YOUR GOAL
Write the material out again in full, exactly.

-.-.-

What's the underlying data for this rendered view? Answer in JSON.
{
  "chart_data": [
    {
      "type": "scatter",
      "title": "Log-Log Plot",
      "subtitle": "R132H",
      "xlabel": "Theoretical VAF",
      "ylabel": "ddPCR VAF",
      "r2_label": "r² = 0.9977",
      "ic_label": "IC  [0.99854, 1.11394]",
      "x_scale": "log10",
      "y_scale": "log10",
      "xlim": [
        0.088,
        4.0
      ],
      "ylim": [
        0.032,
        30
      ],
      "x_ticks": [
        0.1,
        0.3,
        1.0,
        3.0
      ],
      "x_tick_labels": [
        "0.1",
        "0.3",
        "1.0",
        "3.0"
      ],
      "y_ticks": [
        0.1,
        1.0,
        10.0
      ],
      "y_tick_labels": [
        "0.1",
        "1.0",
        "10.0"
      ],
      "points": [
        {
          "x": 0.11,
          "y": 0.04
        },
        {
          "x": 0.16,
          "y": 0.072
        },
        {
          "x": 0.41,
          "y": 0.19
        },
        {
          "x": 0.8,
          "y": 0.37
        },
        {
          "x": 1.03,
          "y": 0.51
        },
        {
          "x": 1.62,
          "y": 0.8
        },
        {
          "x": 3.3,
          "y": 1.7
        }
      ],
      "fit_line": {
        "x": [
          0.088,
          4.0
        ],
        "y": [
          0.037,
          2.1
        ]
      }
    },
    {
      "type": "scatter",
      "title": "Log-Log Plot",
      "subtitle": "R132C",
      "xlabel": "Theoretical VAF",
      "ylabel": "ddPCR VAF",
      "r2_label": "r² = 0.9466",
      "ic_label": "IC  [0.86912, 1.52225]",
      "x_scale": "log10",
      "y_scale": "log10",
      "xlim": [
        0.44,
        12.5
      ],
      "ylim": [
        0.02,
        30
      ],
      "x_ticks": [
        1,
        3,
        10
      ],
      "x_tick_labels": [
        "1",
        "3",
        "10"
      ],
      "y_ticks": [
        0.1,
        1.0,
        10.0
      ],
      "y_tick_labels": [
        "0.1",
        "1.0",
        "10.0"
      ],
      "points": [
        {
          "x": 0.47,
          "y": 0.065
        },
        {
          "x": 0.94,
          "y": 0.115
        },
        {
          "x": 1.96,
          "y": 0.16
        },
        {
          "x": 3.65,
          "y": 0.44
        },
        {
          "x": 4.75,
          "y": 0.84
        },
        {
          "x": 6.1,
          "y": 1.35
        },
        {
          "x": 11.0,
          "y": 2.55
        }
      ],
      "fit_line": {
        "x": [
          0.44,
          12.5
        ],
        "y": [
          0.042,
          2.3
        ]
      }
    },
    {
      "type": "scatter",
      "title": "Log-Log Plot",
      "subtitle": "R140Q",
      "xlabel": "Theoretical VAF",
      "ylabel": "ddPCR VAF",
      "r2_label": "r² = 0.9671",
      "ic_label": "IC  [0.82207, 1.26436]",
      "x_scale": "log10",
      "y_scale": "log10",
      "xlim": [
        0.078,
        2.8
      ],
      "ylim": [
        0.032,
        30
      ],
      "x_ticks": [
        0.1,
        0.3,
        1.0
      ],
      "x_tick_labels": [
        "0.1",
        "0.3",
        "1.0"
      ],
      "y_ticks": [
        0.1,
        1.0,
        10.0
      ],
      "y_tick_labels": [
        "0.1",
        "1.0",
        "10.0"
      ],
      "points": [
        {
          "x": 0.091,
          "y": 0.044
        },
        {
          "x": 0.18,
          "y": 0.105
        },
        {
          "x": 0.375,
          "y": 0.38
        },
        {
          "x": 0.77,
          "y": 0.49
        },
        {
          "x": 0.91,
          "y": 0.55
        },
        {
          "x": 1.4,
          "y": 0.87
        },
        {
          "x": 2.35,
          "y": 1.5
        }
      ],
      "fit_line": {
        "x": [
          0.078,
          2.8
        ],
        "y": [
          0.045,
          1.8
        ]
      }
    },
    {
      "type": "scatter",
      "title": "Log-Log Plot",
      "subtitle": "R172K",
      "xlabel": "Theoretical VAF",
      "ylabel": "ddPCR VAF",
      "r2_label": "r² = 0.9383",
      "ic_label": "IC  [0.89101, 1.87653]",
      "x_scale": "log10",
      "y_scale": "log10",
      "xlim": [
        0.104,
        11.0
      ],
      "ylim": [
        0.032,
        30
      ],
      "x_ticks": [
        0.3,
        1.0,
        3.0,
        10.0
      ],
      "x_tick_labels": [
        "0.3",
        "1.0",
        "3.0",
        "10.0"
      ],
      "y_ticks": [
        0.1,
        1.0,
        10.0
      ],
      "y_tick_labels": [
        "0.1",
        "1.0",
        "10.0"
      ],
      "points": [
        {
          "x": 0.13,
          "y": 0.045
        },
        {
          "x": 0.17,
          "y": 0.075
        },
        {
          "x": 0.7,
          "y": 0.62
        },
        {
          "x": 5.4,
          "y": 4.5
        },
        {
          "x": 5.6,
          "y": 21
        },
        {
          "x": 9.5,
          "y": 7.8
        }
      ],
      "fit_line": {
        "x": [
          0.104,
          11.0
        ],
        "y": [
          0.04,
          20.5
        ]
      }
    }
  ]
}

-.-.-

TASK RESULT
What's the underlying data for this rendered view? Answer in JSON.
{
  "chart_data": [
    {
      "type": "scatter",
      "title": "Log-Log Plot",
      "subtitle": "R132H",
      "xlabel": "Theoretical VAF",
      "ylabel": "ddPCR VAF",
      "r2_label": "r² = 0.9977",
      "ic_label": "IC  [0.99854, 1.11394]",
      "x_scale": "log10",
      "y_scale": "log10",
      "xlim": [
        0.088,
        4.0
      ],
      "ylim": [
        0.032,
        30
      ],
      "x_ticks": [
        0.1,
        0.3,
        1.0,
        3.0
      ],
      "x_tick_labels": [
        "0.1",
        "0.3",
        "1.0",
        "3.0"
      ],
      "y_ticks": [
        0.1,
        1.0,
        10.0
      ],
      "y_tick_labels": [
        "0.1",
        "1.0",
        "10.0"
      ],
      "points": [
        {
          "x": 0.11,
          "y": 0.04
        },
        {
          "x": 0.16,
          "y": 0.072
        },
        {
          "x": 0.41,
          "y": 0.19
        },
        {
          "x": 0.8,
          "y": 0.37
        },
        {
          "x": 1.03,
          "y": 0.51
        },
        {
          "x": 1.62,
          "y": 0.8
        },
        {
          "x": 3.3,
          "y": 1.7
        }
      ],
      "fit_line": {
        "x": [
          0.088,
          4.0
        ],
        "y": [
          0.037,
          2.1
        ]
      }
    },
    {
      "type": "scatter",
      "title": "Log-Log Plot",
      "subtitle": "R132C",
      "xlabel": "Theoretical VAF",
      "ylabel": "ddPCR VAF",
      "r2_label": "r² = 0.9466",
      "ic_label": "IC  [0.86912, 1.52225]",
      "x_scale": "log10",
      "y_scale": "log10",
      "xlim": [
        0.44,
        12.5
      ],
      "ylim": [
        0.02,
        30
      ],
      "x_ticks": [
        1,
        3,
        10
      ],
      "x_tick_labels": [
        "1",
        "3",
        "10"
      ],
      "y_ticks": [
        0.1,
        1.0,
        10.0
      ],
      "y_tick_labels": [
        "0.1",
        "1.0",
        "10.0"
      ],
      "points": [
        {
          "x": 0.47,
          "y": 0.065
        },
        {
          "x": 0.94,
          "y": 0.115
        },
        {
          "x": 1.96,
          "y": 0.16
        },
        {
          "x": 3.65,
          "y": 0.44
        },
        {
          "x": 4.75,
          "y": 0.84
        },
        {
          "x": 6.1,
          "y": 1.35
        },
        {
          "x": 11.0,
          "y": 2.55
        }
      ],
      "fit_line": {
        "x": [
          0.44,
          12.5
        ],
        "y": [
          0.042,
          2.3
        ]
      }
    },
    {
      "type": "scatter",
      "title": "Log-Log Plot",
      "subtitle": "R140Q",
      "xlabel": "Theoretical VAF",
      "ylabel": "ddPCR VAF",
      "r2_label": "r² = 0.9671",
      "ic_label": "IC  [0.82207, 1.26436]",
      "x_scale": "log10",
      "y_scale": "log10",
      "xlim": [
        0.078,
        2.8
      ],
      "ylim": [
        0.032,
        30
      ],
      "x_ticks": [
        0.1,
        0.3,
        1.0
      ],
      "x_tick_labels": [
        "0.1",
        "0.3",
        "1.0"
      ],
      "y_ticks": [
        0.1,
        1.0,
        10.0
      ],
      "y_tick_labels": [
        "0.1",
        "1.0",
        "10.0"
      ],
      "points": [
        {
          "x": 0.091,
          "y": 0.044
        },
        {
          "x": 0.18,
          "y": 0.105
        },
        {
          "x": 0.375,
          "y": 0.38
        },
        {
          "x": 0.77,
          "y": 0.49
        },
        {
          "x": 0.91,
          "y": 0.55
        },
        {
          "x": 1.4,
          "y": 0.87
        },
        {
          "x": 2.35,
          "y": 1.5
        }
      ],
      "fit_line": {
        "x": [
          0.078,
          2.8
        ],
        "y": [
          0.045,
          1.8
        ]
      }
    },
    {
      "type": "scatter",
      "title": "Log-Log Plot",
      "subtitle": "R172K",
      "xlabel": "Theoretical VAF",
      "ylabel": "ddPCR VAF",
      "r2_label": "r² = 0.9383",
      "ic_label": "IC  [0.89101, 1.87653]",
      "x_scale": "log10",
      "y_scale": "log10",
      "xlim": [
        0.104,
        11.0
      ],
      "ylim": [
        0.032,
        30
      ],
      "x_ticks": [
        0.3,
        1.0,
        3.0,
        10.0
      ],
      "x_tick_labels": [
        "0.3",
        "1.0",
        "3.0",
        "10.0"
      ],
      "y_ticks": [
        0.1,
        1.0,
        10.0
      ],
      "y_tick_labels": [
        "0.1",
        "1.0",
        "10.0"
      ],
      "points": [
        {
          "x": 0.13,
          "y": 0.045
        },
        {
          "x": 0.17,
          "y": 0.075
        },
        {
          "x": 0.7,
          "y": 0.62
        },
        {
          "x": 5.4,
          "y": 4.5
        },
        {
          "x": 5.6,
          "y": 21
        },
        {
          "x": 9.5,
          "y": 7.8
        }
      ],
      "fit_line": {
        "x": [
          0.104,
          11.0
        ],
        "y": [
          0.04,
          20.5
        ]
      }
    }
  ]
}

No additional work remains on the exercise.